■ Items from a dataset
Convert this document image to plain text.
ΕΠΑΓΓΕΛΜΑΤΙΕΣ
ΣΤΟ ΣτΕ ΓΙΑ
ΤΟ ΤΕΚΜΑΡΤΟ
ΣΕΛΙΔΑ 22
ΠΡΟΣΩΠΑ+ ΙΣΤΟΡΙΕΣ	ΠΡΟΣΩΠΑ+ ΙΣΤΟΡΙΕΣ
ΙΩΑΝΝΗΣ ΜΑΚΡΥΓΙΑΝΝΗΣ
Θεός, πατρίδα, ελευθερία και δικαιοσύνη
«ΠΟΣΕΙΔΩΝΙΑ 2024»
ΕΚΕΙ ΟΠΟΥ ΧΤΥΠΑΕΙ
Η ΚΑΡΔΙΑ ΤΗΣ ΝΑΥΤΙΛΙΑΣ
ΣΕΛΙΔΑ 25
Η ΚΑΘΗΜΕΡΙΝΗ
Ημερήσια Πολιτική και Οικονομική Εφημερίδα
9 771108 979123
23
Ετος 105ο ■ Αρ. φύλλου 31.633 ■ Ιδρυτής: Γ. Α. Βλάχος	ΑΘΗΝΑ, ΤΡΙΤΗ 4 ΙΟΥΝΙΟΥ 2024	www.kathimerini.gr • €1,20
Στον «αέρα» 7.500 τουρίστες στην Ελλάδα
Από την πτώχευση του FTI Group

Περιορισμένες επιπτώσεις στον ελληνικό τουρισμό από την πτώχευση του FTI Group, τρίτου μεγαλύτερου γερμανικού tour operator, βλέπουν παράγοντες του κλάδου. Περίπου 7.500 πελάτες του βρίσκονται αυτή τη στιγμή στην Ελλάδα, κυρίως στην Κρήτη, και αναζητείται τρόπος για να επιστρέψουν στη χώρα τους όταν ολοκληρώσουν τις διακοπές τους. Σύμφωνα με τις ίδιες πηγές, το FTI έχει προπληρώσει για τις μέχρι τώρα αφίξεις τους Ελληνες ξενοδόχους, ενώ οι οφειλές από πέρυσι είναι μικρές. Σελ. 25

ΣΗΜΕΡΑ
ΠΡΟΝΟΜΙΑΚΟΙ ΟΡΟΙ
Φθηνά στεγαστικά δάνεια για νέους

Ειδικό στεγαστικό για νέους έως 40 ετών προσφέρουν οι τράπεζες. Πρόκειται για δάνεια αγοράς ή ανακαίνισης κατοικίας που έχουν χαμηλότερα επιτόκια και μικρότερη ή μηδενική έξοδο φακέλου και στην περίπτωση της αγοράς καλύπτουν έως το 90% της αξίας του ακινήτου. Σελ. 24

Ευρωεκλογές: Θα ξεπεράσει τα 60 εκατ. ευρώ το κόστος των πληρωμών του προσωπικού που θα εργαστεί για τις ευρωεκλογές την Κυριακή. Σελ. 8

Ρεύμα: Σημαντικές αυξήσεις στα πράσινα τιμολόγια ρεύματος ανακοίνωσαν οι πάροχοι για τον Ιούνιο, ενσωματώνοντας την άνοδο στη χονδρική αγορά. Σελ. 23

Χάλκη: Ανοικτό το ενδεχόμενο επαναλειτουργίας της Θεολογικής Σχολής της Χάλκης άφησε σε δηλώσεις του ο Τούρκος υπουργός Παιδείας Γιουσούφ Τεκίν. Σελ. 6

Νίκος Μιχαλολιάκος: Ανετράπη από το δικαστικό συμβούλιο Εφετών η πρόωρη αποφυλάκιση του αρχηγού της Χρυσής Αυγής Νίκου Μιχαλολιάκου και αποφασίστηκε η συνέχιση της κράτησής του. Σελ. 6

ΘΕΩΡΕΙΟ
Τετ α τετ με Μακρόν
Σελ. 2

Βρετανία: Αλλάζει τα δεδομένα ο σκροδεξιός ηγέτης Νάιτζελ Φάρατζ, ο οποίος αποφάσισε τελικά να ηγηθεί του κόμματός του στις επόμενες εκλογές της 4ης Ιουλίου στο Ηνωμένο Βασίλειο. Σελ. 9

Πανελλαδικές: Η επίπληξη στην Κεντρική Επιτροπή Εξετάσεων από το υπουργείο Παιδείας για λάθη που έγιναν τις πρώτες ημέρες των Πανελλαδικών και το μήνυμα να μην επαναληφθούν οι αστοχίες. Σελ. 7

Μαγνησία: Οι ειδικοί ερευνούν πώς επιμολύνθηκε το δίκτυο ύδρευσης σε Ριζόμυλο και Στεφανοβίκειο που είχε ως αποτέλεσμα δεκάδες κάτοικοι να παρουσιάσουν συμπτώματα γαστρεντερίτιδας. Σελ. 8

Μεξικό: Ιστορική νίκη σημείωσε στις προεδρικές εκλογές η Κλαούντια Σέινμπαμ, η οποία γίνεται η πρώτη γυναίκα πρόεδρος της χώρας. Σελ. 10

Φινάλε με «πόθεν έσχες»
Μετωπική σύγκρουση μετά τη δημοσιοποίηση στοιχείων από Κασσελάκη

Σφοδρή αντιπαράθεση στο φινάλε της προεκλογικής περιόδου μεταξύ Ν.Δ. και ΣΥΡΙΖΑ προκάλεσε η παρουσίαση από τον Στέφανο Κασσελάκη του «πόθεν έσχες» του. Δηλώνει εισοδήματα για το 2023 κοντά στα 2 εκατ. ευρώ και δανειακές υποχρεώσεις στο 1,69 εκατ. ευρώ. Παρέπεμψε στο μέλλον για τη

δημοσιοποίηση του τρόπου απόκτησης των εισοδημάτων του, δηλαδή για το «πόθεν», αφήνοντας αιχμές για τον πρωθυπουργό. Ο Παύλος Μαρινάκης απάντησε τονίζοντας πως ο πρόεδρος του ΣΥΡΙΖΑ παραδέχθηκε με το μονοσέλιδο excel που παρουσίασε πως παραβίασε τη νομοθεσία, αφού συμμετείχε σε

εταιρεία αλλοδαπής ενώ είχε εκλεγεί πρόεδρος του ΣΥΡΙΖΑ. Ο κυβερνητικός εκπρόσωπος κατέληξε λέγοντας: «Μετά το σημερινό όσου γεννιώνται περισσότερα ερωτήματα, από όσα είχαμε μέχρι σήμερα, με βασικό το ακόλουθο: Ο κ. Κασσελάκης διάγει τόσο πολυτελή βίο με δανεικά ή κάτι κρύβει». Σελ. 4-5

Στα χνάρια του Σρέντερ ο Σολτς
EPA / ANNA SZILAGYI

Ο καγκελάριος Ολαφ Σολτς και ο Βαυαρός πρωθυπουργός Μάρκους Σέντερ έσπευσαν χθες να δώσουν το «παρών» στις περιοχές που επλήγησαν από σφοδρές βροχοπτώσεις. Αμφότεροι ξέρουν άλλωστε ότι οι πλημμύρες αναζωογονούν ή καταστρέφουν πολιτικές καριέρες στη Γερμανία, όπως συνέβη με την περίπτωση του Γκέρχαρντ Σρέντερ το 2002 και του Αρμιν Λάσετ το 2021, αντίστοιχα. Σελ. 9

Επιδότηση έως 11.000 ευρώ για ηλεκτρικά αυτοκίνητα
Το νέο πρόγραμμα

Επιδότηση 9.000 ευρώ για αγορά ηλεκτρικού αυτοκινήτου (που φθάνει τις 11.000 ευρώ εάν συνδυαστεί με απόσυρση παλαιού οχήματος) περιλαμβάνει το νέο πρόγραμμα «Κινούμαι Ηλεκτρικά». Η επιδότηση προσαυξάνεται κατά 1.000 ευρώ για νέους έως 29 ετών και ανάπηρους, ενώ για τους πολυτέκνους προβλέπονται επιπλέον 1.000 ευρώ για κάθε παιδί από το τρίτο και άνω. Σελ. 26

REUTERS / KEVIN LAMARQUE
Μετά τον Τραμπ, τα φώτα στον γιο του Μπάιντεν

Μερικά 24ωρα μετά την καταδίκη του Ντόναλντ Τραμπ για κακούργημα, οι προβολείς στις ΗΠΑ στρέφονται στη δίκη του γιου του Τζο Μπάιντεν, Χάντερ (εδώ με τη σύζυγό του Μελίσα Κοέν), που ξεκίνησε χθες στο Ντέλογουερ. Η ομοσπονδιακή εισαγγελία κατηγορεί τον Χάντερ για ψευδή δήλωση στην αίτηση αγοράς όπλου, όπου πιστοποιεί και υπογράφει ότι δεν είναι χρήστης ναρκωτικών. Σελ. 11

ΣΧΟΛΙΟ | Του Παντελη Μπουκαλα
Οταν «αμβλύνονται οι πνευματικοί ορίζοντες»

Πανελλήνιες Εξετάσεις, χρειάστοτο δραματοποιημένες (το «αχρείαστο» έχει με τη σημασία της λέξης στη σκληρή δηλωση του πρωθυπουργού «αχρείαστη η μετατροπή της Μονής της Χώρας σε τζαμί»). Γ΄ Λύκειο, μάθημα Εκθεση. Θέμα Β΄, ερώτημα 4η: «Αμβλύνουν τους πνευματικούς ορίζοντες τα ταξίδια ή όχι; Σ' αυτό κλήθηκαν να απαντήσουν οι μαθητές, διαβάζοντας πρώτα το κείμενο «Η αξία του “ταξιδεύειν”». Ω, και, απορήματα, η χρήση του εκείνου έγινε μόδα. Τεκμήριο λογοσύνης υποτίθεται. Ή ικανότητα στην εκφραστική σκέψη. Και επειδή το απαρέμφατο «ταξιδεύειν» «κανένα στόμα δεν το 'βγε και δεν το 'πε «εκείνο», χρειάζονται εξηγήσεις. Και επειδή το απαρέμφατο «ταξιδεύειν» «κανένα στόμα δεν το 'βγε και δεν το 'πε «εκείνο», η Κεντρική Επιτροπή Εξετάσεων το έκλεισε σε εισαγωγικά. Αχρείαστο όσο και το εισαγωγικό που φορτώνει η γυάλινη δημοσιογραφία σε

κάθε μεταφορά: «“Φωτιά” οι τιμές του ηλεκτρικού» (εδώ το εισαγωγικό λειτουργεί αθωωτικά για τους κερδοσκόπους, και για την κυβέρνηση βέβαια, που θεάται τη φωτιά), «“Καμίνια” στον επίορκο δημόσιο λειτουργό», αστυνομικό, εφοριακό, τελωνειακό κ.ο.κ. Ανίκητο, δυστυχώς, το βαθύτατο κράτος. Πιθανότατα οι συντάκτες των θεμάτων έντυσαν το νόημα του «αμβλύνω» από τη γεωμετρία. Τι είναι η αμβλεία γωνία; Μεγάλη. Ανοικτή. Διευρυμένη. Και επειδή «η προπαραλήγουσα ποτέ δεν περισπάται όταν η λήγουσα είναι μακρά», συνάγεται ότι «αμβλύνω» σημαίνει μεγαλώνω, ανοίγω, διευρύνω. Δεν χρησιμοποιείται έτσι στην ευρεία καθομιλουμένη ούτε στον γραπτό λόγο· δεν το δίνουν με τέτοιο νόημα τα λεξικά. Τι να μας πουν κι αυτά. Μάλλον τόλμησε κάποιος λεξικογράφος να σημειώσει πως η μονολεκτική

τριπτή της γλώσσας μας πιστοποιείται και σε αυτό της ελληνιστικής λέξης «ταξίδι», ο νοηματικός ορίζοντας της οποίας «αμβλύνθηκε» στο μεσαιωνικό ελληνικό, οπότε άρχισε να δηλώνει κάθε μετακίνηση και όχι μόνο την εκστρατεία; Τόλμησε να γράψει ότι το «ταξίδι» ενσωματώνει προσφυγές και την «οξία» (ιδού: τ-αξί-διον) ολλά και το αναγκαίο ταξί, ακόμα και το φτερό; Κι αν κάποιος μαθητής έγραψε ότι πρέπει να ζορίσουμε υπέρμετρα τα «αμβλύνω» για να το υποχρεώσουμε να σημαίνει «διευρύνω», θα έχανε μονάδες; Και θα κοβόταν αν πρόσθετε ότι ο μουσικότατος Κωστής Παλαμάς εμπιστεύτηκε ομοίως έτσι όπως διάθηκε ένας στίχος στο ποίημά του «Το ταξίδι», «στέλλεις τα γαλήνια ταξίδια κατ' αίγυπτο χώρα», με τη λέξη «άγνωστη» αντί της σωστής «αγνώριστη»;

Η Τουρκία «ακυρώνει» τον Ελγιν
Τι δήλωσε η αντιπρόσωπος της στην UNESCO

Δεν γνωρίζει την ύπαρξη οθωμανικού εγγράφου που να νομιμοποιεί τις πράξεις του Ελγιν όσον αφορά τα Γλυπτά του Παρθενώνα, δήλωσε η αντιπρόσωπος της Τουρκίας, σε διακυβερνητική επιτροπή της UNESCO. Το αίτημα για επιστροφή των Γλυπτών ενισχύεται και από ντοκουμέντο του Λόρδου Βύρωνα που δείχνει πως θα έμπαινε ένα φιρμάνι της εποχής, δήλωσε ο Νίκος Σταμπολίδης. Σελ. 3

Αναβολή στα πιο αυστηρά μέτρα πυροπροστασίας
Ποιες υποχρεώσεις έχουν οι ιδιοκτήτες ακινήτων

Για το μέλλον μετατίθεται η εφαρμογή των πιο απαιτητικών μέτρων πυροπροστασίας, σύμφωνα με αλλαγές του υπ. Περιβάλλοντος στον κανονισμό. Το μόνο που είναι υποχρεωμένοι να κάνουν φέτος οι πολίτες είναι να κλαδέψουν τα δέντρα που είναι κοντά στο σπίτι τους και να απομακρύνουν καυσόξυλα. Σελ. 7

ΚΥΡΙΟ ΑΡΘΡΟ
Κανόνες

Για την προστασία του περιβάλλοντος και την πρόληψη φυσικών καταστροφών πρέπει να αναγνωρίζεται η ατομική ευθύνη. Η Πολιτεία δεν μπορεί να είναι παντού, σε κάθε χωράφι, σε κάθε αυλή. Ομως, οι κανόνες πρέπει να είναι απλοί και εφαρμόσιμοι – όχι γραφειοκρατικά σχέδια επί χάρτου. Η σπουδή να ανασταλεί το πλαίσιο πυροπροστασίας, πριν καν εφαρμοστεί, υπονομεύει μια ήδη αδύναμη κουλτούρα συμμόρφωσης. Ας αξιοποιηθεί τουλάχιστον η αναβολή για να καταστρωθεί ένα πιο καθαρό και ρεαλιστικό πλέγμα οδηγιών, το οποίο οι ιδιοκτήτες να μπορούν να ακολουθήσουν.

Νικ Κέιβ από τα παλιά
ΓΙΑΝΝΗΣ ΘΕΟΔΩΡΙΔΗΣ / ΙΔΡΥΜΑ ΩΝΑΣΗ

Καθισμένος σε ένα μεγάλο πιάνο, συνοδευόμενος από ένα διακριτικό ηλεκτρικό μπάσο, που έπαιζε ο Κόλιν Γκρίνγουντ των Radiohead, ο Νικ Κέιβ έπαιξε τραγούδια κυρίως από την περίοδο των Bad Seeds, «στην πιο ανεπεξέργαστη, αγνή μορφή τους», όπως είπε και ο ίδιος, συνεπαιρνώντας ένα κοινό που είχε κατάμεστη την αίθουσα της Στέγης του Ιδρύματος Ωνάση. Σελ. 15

■ Problem to solve
Copy out each line in the listing that has the word "Μπάιντεν".

■ Response to this exercise
Μετά τον Τραμπ, τα φώτα στον γιο του Μπάιντεν
Μερικά 24ωρα μετά την καταδίκη του Ντόναλντ Τραμπ για κακούργημα, οι προβολείς στις ΗΠΑ στρέφονται στη δίκη του γιου του Τζο Μπάιντεν, Χάντερ (εδώ με τη σύζυγό του Μελίσα Κοέν), που ξεκίνησε χθες στο Ντέλογουερ. Η ομοσπονδιακή εισαγγελία κατηγορεί τον Χάντερ για ψευδή δήλωση στην αίτηση αγοράς όπλου, όπου πιστοποιεί και υπογράφει ότι δεν είναι χρήστης ναρκωτικών. Σελ. 11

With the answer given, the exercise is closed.